▸ Exercise goal: Copy out all the data, word for word.

▸ Rows:
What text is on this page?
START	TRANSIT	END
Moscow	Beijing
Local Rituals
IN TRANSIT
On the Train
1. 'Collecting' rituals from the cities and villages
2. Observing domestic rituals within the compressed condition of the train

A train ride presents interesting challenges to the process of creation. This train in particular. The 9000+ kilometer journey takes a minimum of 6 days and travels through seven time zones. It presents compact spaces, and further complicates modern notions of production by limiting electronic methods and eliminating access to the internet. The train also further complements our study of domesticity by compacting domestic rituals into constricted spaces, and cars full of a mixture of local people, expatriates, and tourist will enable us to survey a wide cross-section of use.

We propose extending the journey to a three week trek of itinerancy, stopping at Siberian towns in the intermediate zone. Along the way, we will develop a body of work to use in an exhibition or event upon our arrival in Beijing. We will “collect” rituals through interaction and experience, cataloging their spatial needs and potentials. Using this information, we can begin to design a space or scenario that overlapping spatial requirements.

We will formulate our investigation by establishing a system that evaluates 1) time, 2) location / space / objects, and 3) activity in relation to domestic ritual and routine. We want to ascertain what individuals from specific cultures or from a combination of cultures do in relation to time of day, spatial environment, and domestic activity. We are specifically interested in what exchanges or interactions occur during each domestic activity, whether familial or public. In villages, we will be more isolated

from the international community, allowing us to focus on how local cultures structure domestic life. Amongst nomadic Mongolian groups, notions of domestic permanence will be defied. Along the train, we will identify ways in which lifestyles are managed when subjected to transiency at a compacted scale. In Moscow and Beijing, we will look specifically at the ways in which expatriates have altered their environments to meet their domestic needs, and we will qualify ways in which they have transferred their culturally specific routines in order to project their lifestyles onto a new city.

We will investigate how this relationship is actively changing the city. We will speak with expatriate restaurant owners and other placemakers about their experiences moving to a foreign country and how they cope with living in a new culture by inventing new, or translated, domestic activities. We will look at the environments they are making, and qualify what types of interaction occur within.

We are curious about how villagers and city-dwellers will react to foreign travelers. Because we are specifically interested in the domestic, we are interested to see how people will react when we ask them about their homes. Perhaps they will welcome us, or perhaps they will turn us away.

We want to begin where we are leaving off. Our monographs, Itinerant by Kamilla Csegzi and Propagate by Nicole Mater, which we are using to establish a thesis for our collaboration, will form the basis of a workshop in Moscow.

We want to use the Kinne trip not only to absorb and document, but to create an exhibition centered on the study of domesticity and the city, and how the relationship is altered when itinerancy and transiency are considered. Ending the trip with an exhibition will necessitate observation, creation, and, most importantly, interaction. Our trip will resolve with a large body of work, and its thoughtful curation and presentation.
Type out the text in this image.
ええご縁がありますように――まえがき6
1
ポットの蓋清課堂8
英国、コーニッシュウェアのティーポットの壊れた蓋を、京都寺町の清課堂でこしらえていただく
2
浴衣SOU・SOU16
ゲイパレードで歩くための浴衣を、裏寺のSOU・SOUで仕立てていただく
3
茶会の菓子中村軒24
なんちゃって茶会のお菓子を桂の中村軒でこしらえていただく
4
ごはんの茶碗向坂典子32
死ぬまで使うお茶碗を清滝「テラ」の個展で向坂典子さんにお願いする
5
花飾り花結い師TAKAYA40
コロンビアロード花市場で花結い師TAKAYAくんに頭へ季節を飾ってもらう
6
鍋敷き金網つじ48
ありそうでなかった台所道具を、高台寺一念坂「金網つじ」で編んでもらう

▸ Task answer:
What text is on this page?
START	TRANSIT	END
Moscow	Beijing
Local Rituals
IN TRANSIT
On the Train
1. 'Collecting' rituals from the cities and villages
2. Observing domestic rituals within the compressed condition of the train

A train ride presents interesting challenges to the process of creation. This train in particular. The 9000+ kilometer journey takes a minimum of 6 days and travels through seven time zones. It presents compact spaces, and further complicates modern notions of production by limiting electronic methods and eliminating access to the internet. The train also further complements our study of domesticity by compacting domestic rituals into constricted spaces, and cars full of a mixture of local people, expatriates, and tourist will enable us to survey a wide cross-section of use.

We propose extending the journey to a three week trek of itinerancy, stopping at Siberian towns in the intermediate zone. Along the way, we will develop a body of work to use in an exhibition or event upon our arrival in Beijing. We will “collect” rituals through interaction and experience, cataloging their spatial needs and potentials. Using this information, we can begin to design a space or scenario that overlapping spatial requirements.

We will formulate our investigation by establishing a system that evaluates 1) time, 2) location / space / objects, and 3) activity in relation to domestic ritual and routine. We want to ascertain what individuals from specific cultures or from a combination of cultures do in relation to time of day, spatial environment, and domestic activity. We are specifically interested in what exchanges or interactions occur during each domestic activity, whether familial or public. In villages, we will be more isolated

from the international community, allowing us to focus on how local cultures structure domestic life. Amongst nomadic Mongolian groups, notions of domestic permanence will be defied. Along the train, we will identify ways in which lifestyles are managed when subjected to transiency at a compacted scale. In Moscow and Beijing, we will look specifically at the ways in which expatriates have altered their environments to meet their domestic needs, and we will qualify ways in which they have transferred their culturally specific routines in order to project their lifestyles onto a new city.

We will investigate how this relationship is actively changing the city. We will speak with expatriate restaurant owners and other placemakers about their experiences moving to a foreign country and how they cope with living in a new culture by inventing new, or translated, domestic activities. We will look at the environments they are making, and qualify what types of interaction occur within.

We are curious about how villagers and city-dwellers will react to foreign travelers. Because we are specifically interested in the domestic, we are interested to see how people will react when we ask them about their homes. Perhaps they will welcome us, or perhaps they will turn us away.

We want to begin where we are leaving off. Our monographs, Itinerant by Kamilla Csegzi and Propagate by Nicole Mater, which we are using to establish a thesis for our collaboration, will form the basis of a workshop in Moscow.

We want to use the Kinne trip not only to absorb and document, but to create an exhibition centered on the study of domesticity and the city, and how the relationship is altered when itinerancy and transiency are considered. Ending the trip with an exhibition will necessitate observation, creation, and, most importantly, interaction. Our trip will resolve with a large body of work, and its thoughtful curation and presentation.
Type out the text in this image.
ええご縁がありますように――まえがき6
1
ポットの蓋清課堂8
英国、コーニッシュウェアのティーポットの壊れた蓋を、京都寺町の清課堂でこしらえていただく
2
浴衣SOU・SOU16
ゲイパレードで歩くための浴衣を、裏寺のSOU・SOUで仕立てていただく
3
茶会の菓子中村軒24
なんちゃって茶会のお菓子を桂の中村軒でこしらえていただく
4
ごはんの茶碗向坂典子32
死ぬまで使うお茶碗を清滝「テラ」の個展で向坂典子さんにお願いする
5
花飾り花結い師TAKAYA40
コロンビアロード花市場で花結い師TAKAYAくんに頭へ季節を飾ってもらう
6
鍋敷き金網つじ48
ありそうでなかった台所道具を、高台寺一念坂「金網つじ」で編んでもらう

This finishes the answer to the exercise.